Copy out each line below exactly as it appears.

Figure contents as structured data:

★ ★ ★ ★ ★ ★ ★

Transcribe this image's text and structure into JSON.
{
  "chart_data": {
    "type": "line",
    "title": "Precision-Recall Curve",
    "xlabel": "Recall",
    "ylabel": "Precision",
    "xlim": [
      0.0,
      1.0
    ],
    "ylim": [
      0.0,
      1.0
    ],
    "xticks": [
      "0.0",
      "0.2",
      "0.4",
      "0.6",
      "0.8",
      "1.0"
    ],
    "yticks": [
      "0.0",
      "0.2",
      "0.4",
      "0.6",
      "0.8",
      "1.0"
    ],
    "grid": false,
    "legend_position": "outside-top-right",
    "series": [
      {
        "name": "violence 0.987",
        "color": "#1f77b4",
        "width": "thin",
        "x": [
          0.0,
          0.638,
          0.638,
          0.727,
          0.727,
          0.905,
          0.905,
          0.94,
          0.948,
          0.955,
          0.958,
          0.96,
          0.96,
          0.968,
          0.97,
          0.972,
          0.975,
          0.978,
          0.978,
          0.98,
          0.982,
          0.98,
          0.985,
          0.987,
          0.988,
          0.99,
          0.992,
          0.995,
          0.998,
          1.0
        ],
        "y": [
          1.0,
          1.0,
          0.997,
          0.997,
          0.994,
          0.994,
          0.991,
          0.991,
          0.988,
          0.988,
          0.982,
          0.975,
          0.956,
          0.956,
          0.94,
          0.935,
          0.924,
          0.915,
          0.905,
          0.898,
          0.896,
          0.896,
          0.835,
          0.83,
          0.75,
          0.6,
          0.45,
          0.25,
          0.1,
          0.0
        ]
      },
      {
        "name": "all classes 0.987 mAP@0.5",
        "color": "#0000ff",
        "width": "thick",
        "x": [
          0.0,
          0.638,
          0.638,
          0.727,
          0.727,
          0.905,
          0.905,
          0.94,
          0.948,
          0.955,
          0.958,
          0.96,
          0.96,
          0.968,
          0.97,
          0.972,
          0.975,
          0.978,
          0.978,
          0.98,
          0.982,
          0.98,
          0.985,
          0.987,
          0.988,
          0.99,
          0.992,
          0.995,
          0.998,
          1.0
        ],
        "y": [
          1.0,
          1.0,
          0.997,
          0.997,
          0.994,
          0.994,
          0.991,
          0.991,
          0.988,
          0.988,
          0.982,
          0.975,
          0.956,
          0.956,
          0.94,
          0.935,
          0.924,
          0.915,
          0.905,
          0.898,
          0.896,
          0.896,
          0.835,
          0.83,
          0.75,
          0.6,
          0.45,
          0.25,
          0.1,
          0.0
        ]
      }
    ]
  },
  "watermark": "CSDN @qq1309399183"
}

★ ★ ★ ★ ★ ★ ★

▶ Expected answer:
Transcribe this image's text and structure into JSON.
{
  "chart_data": {
    "type": "line",
    "title": "Precision-Recall Curve",
    "xlabel": "Recall",
    "ylabel": "Precision",
    "xlim": [
      0.0,
      1.0
    ],
    "ylim": [
      0.0,
      1.0
    ],
    "xticks": [
      "0.0",
      "0.2",
      "0.4",
      "0.6",
      "0.8",
      "1.0"
    ],
    "yticks": [
      "0.0",
      "0.2",
      "0.4",
      "0.6",
      "0.8",
      "1.0"
    ],
    "grid": false,
    "legend_position": "outside-top-right",
    "series": [
      {
        "name": "violence 0.987",
        "color": "#1f77b4",
        "width": "thin",
        "x": [
          0.0,
          0.638,
          0.638,
          0.727,
          0.727,
          0.905,
          0.905,
          0.94,
          0.948,
          0.955,
          0.958,
          0.96,
          0.96,
          0.968,
          0.97,
          0.972,
          0.975,
          0.978,
          0.978,
          0.98,
          0.982,
          0.98,
          0.985,
          0.987,
          0.988,
          0.99,
          0.992,
          0.995,
          0.998,
          1.0
        ],
        "y": [
          1.0,
          1.0,
          0.997,
          0.997,
          0.994,
          0.994,
          0.991,
          0.991,
          0.988,
          0.988,
          0.982,
          0.975,
          0.956,
          0.956,
          0.94,
          0.935,
          0.924,
          0.915,
          0.905,
          0.898,
          0.896,
          0.896,
          0.835,
          0.83,
          0.75,
          0.6,
          0.45,
          0.25,
          0.1,
          0.0
        ]
      },
      {
        "name": "all classes 0.987 mAP@0.5",
        "color": "#0000ff",
        "width": "thick",
        "x": [
          0.0,
          0.638,
          0.638,
          0.727,
          0.727,
          0.905,
          0.905,
          0.94,
          0.948,
          0.955,
          0.958,
          0.96,
          0.96,
          0.968,
          0.97,
          0.972,
          0.975,
          0.978,
          0.978,
          0.98,
          0.982,
          0.98,
          0.985,
          0.987,
          0.988,
          0.99,
          0.992,
          0.995,
          0.998,
          1.0
        ],
        "y": [
          1.0,
          1.0,
          0.997,
          0.997,
          0.994,
          0.994,
          0.991,
          0.991,
          0.988,
          0.988,
          0.982,
          0.975,
          0.956,
          0.956,
          0.94,
          0.935,
          0.924,
          0.915,
          0.905,
          0.898,
          0.896,
          0.896,
          0.835,
          0.83,
          0.75,
          0.6,
          0.45,
          0.25,
          0.1,
          0.0
        ]
      }
    ]
  },
  "watermark": "CSDN @qq1309399183"
}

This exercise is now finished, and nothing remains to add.